Do any lines in the data below contain "privacy"? If so, copy every one of them.

Dataset items:
»»
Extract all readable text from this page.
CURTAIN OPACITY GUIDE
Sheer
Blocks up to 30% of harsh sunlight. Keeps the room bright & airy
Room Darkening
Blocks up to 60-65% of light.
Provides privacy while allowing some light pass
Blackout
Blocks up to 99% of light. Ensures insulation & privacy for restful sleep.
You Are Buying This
««
FINAL RESULT:
Provides privacy while allowing some light pass
Blocks up to 99% of light. Ensures insulation & privacy for restful sleep.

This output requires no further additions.